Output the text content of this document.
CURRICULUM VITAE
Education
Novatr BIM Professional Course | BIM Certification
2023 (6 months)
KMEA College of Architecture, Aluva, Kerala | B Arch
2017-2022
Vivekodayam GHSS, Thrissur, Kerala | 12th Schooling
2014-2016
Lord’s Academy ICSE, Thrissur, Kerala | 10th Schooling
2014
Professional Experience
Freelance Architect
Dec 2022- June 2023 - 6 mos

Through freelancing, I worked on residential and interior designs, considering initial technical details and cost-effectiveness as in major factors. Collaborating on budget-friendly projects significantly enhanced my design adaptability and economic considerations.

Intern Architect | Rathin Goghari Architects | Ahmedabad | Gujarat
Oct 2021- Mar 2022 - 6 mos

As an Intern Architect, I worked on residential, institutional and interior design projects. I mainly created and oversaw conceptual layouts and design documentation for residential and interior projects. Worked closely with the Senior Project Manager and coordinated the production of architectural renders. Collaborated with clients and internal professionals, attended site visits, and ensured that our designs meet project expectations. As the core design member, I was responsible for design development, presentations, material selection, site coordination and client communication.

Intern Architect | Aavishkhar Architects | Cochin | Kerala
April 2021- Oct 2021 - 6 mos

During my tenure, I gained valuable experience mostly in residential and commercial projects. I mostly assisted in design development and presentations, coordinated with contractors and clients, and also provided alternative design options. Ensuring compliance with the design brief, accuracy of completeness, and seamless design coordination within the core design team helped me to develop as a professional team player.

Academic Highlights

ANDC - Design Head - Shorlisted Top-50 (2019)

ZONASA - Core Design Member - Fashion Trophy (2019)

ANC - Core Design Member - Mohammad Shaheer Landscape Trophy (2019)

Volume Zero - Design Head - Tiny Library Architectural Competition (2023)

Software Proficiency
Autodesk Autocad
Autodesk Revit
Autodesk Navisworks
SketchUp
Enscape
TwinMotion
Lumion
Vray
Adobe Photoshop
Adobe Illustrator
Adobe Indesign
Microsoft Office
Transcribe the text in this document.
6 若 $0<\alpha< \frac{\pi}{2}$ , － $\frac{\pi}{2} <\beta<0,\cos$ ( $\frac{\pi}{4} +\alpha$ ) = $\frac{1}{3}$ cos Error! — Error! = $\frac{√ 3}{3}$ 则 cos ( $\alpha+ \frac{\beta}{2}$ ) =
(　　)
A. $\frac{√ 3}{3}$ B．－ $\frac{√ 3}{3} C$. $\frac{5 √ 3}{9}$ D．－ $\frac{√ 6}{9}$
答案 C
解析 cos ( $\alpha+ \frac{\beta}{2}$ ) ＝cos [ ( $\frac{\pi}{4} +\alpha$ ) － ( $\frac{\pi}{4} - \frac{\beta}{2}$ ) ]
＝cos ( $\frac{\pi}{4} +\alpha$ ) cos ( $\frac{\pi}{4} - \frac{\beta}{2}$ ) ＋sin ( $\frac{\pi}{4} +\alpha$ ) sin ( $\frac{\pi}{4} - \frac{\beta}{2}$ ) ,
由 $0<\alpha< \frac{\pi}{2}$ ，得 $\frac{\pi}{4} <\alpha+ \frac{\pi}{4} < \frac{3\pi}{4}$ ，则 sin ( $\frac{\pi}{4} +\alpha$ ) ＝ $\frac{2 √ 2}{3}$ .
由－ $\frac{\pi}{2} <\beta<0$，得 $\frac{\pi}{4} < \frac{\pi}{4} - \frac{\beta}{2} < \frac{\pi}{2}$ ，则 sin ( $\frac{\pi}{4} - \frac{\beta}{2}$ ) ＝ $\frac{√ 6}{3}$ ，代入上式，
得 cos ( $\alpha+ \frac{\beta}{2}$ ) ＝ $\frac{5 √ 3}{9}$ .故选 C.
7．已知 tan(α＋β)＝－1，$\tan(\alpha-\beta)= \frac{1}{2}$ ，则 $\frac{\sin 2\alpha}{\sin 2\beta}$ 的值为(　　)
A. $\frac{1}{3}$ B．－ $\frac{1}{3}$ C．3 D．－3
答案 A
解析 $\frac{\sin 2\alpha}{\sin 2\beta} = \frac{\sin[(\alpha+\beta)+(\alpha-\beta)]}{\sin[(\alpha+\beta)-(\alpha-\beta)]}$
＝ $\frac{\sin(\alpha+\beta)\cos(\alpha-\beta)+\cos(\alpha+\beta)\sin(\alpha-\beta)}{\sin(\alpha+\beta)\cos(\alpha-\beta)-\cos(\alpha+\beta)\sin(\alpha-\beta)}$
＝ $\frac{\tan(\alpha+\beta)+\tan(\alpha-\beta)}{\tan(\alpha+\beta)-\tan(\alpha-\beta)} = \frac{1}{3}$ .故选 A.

........

■ **What you will do**
What are the lines from the one with "Transcribe the text in this document." through the last line of the records above? Quote them exactly and add nothing.

■ **Solution to the exercise**
Transcribe the text in this document.
6 若 $0<\alpha< \frac{\pi}{2}$ , － $\frac{\pi}{2} <\beta<0,\cos$ ( $\frac{\pi}{4} +\alpha$ ) = $\frac{1}{3}$ cos Error! — Error! = $\frac{√ 3}{3}$ 则 cos ( $\alpha+ \frac{\beta}{2}$ ) =
(　　)
A. $\frac{√ 3}{3}$ B．－ $\frac{√ 3}{3} C$. $\frac{5 √ 3}{9}$ D．－ $\frac{√ 6}{9}$
答案 C
解析 cos ( $\alpha+ \frac{\beta}{2}$ ) ＝cos [ ( $\frac{\pi}{4} +\alpha$ ) － ( $\frac{\pi}{4} - \frac{\beta}{2}$ ) ]
＝cos ( $\frac{\pi}{4} +\alpha$ ) cos ( $\frac{\pi}{4} - \frac{\beta}{2}$ ) ＋sin ( $\frac{\pi}{4} +\alpha$ ) sin ( $\frac{\pi}{4} - \frac{\beta}{2}$ ) ,
由 $0<\alpha< \frac{\pi}{2}$ ，得 $\frac{\pi}{4} <\alpha+ \frac{\pi}{4} < \frac{3\pi}{4}$ ，则 sin ( $\frac{\pi}{4} +\alpha$ ) ＝ $\frac{2 √ 2}{3}$ .
由－ $\frac{\pi}{2} <\beta<0$，得 $\frac{\pi}{4} < \frac{\pi}{4} - \frac{\beta}{2} < \frac{\pi}{2}$ ，则 sin ( $\frac{\pi}{4} - \frac{\beta}{2}$ ) ＝ $\frac{√ 6}{3}$ ，代入上式，
得 cos ( $\alpha+ \frac{\beta}{2}$ ) ＝ $\frac{5 √ 3}{9}$ .故选 C.
7．已知 tan(α＋β)＝－1，$\tan(\alpha-\beta)= \frac{1}{2}$ ，则 $\frac{\sin 2\alpha}{\sin 2\beta}$ 的值为(　　)
A. $\frac{1}{3}$ B．－ $\frac{1}{3}$ C．3 D．－3
答案 A
解析 $\frac{\sin 2\alpha}{\sin 2\beta} = \frac{\sin[(\alpha+\beta)+(\alpha-\beta)]}{\sin[(\alpha+\beta)-(\alpha-\beta)]}$
＝ $\frac{\sin(\alpha+\beta)\cos(\alpha-\beta)+\cos(\alpha+\beta)\sin(\alpha-\beta)}{\sin(\alpha+\beta)\cos(\alpha-\beta)-\cos(\alpha+\beta)\sin(\alpha-\beta)}$
＝ $\frac{\tan(\alpha+\beta)+\tan(\alpha-\beta)}{\tan(\alpha+\beta)-\tan(\alpha-\beta)} = \frac{1}{3}$ .故选 A.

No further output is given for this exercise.